▼

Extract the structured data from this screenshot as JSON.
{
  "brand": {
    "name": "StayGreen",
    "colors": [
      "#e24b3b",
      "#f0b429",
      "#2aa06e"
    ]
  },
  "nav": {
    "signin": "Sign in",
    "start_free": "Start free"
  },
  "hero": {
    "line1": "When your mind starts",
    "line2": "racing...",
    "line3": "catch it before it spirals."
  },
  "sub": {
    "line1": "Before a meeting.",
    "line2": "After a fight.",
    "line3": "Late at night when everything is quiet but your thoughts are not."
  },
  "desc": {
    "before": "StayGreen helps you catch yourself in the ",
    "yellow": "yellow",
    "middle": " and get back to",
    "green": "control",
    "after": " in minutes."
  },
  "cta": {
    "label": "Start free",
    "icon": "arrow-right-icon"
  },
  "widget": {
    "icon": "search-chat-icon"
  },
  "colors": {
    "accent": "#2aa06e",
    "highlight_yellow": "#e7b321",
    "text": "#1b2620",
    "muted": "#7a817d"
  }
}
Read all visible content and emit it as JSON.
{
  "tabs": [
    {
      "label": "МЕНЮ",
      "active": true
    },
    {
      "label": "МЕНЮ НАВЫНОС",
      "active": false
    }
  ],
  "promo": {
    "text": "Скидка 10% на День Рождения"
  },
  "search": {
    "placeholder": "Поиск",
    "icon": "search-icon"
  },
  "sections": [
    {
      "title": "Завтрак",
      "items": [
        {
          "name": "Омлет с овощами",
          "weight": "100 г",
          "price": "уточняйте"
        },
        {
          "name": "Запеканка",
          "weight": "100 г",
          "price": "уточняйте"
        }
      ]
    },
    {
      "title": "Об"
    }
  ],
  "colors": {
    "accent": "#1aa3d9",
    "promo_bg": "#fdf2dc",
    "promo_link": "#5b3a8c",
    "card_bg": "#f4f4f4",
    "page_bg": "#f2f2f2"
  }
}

▲

Written task:
Retype all of the data shown above, word for word.

Correct response:
Extract the structured data from this screenshot as JSON.
{
  "brand": {
    "name": "StayGreen",
    "colors": [
      "#e24b3b",
      "#f0b429",
      "#2aa06e"
    ]
  },
  "nav": {
    "signin": "Sign in",
    "start_free": "Start free"
  },
  "hero": {
    "line1": "When your mind starts",
    "line2": "racing...",
    "line3": "catch it before it spirals."
  },
  "sub": {
    "line1": "Before a meeting.",
    "line2": "After a fight.",
    "line3": "Late at night when everything is quiet but your thoughts are not."
  },
  "desc": {
    "before": "StayGreen helps you catch yourself in the ",
    "yellow": "yellow",
    "middle": " and get back to",
    "green": "control",
    "after": " in minutes."
  },
  "cta": {
    "label": "Start free",
    "icon": "arrow-right-icon"
  },
  "widget": {
    "icon": "search-chat-icon"
  },
  "colors": {
    "accent": "#2aa06e",
    "highlight_yellow": "#e7b321",
    "text": "#1b2620",
    "muted": "#7a817d"
  }
}
Read all visible content and emit it as JSON.
{
  "tabs": [
    {
      "label": "МЕНЮ",
      "active": true
    },
    {
      "label": "МЕНЮ НАВЫНОС",
      "active": false
    }
  ],
  "promo": {
    "text": "Скидка 10% на День Рождения"
  },
  "search": {
    "placeholder": "Поиск",
    "icon": "search-icon"
  },
  "sections": [
    {
      "title": "Завтрак",
      "items": [
        {
          "name": "Омлет с овощами",
          "weight": "100 г",
          "price": "уточняйте"
        },
        {
          "name": "Запеканка",
          "weight": "100 г",
          "price": "уточняйте"
        }
      ]
    },
    {
      "title": "Об"
    }
  ],
  "colors": {
    "accent": "#1aa3d9",
    "promo_bg": "#fdf2dc",
    "promo_link": "#5b3a8c",
    "card_bg": "#f4f4f4",
    "page_bg": "#f2f2f2"
  }
}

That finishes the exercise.